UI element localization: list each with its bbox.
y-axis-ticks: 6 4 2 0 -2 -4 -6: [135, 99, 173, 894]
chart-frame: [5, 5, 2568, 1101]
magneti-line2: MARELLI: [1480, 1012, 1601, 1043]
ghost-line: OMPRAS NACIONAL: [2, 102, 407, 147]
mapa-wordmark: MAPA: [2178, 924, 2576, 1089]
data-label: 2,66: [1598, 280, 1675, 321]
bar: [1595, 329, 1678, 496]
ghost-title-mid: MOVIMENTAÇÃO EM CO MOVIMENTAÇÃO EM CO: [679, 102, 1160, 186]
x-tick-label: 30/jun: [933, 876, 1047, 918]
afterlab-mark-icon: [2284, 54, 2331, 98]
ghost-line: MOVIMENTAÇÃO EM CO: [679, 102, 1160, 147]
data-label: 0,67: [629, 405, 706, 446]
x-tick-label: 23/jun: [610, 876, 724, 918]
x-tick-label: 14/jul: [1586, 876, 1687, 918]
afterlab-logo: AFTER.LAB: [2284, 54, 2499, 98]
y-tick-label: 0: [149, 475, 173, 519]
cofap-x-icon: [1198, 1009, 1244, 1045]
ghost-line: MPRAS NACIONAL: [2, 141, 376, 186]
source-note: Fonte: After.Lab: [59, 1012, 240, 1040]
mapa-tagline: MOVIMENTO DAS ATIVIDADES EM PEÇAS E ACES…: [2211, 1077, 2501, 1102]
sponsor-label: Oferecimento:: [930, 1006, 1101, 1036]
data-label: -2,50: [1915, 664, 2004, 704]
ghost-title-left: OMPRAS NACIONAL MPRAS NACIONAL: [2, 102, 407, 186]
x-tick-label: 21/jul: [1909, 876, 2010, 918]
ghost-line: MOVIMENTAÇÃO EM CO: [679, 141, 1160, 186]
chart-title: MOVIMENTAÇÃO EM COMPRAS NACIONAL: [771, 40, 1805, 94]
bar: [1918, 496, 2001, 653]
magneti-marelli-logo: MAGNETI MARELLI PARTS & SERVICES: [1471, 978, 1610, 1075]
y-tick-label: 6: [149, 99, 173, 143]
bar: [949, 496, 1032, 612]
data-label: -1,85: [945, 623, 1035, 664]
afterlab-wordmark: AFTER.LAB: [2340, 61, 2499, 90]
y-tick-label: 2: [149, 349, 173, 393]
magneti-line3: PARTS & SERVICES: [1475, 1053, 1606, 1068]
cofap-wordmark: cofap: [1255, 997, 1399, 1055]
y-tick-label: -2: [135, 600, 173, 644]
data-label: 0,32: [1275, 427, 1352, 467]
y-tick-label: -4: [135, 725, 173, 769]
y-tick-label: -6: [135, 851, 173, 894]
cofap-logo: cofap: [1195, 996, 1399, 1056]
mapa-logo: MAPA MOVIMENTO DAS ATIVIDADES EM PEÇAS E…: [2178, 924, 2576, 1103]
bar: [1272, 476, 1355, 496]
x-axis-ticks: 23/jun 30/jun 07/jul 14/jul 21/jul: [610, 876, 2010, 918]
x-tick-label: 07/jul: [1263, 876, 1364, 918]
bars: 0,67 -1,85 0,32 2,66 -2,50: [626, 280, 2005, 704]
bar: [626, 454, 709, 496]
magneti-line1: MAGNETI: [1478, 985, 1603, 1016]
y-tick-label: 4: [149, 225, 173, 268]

● ● ● ● ●

_REQUIREMENT_:
Please return every line of the items above verbatim, with nothing changed, added or left out.

_TASK SOLUTION_:
UI element localization: list each with its bbox.
y-axis-ticks: 6 4 2 0 -2 -4 -6: [135, 99, 173, 894]
chart-frame: [5, 5, 2568, 1101]
magneti-line2: MARELLI: [1480, 1012, 1601, 1043]
ghost-line: OMPRAS NACIONAL: [2, 102, 407, 147]
mapa-wordmark: MAPA: [2178, 924, 2576, 1089]
data-label: 2,66: [1598, 280, 1675, 321]
bar: [1595, 329, 1678, 496]
ghost-title-mid: MOVIMENTAÇÃO EM CO MOVIMENTAÇÃO EM CO: [679, 102, 1160, 186]
x-tick-label: 30/jun: [933, 876, 1047, 918]
afterlab-mark-icon: [2284, 54, 2331, 98]
ghost-line: MOVIMENTAÇÃO EM CO: [679, 102, 1160, 147]
data-label: 0,67: [629, 405, 706, 446]
x-tick-label: 23/jun: [610, 876, 724, 918]
x-tick-label: 14/jul: [1586, 876, 1687, 918]
afterlab-logo: AFTER.LAB: [2284, 54, 2499, 98]
y-tick-label: 0: [149, 475, 173, 519]
cofap-x-icon: [1198, 1009, 1244, 1045]
ghost-line: MPRAS NACIONAL: [2, 141, 376, 186]
source-note: Fonte: After.Lab: [59, 1012, 240, 1040]
mapa-tagline: MOVIMENTO DAS ATIVIDADES EM PEÇAS E ACES…: [2211, 1077, 2501, 1102]
sponsor-label: Oferecimento:: [930, 1006, 1101, 1036]
data-label: -2,50: [1915, 664, 2004, 704]
ghost-title-left: OMPRAS NACIONAL MPRAS NACIONAL: [2, 102, 407, 186]
x-tick-label: 21/jul: [1909, 876, 2010, 918]
ghost-line: MOVIMENTAÇÃO EM CO: [679, 141, 1160, 186]
chart-title: MOVIMENTAÇÃO EM COMPRAS NACIONAL: [771, 40, 1805, 94]
bar: [1918, 496, 2001, 653]
magneti-marelli-logo: MAGNETI MARELLI PARTS & SERVICES: [1471, 978, 1610, 1075]
y-tick-label: 6: [149, 99, 173, 143]
bar: [949, 496, 1032, 612]
data-label: -1,85: [945, 623, 1035, 664]
afterlab-wordmark: AFTER.LAB: [2340, 61, 2499, 90]
y-tick-label: 2: [149, 349, 173, 393]
magneti-line3: PARTS & SERVICES: [1475, 1053, 1606, 1068]
cofap-wordmark: cofap: [1255, 997, 1399, 1055]
y-tick-label: -2: [135, 600, 173, 644]
data-label: 0,32: [1275, 427, 1352, 467]
y-tick-label: -4: [135, 725, 173, 769]
y-tick-label: -6: [135, 851, 173, 894]
cofap-logo: cofap: [1195, 996, 1399, 1056]
mapa-logo: MAPA MOVIMENTO DAS ATIVIDADES EM PEÇAS E…: [2178, 924, 2576, 1103]
bar: [1272, 476, 1355, 496]
x-axis-ticks: 23/jun 30/jun 07/jul 14/jul 21/jul: [610, 876, 2010, 918]
x-tick-label: 07/jul: [1263, 876, 1364, 918]
bars: 0,67 -1,85 0,32 2,66 -2,50: [626, 280, 2005, 704]
bar: [626, 454, 709, 496]
magneti-line1: MAGNETI: [1478, 985, 1603, 1016]
y-tick-label: 4: [149, 225, 173, 268]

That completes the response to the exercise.